Dataset entries
.....

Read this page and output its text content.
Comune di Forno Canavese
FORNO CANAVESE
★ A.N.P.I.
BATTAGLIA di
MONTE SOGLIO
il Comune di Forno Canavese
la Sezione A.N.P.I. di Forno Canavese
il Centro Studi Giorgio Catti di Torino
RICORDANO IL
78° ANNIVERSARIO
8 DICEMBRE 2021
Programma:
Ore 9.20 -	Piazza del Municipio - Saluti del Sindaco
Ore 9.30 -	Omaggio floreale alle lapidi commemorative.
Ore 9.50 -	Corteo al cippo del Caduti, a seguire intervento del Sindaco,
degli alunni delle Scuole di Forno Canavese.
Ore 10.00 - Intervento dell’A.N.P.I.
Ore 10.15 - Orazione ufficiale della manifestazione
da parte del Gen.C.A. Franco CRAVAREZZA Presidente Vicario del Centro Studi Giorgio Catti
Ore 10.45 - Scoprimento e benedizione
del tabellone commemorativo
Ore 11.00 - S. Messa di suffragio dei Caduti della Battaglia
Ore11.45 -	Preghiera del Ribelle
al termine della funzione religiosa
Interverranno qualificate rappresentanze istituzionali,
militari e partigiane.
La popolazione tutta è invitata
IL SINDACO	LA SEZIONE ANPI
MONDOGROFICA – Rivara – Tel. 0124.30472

.....

_TASK PROMPT_:
Show all lines above holding "Catti".

_EXERCISE SOLUTION_:
il Centro Studi Giorgio Catti di Torino
da parte del Gen.C.A. Franco CRAVAREZZA Presidente Vicario del Centro Studi Giorgio Catti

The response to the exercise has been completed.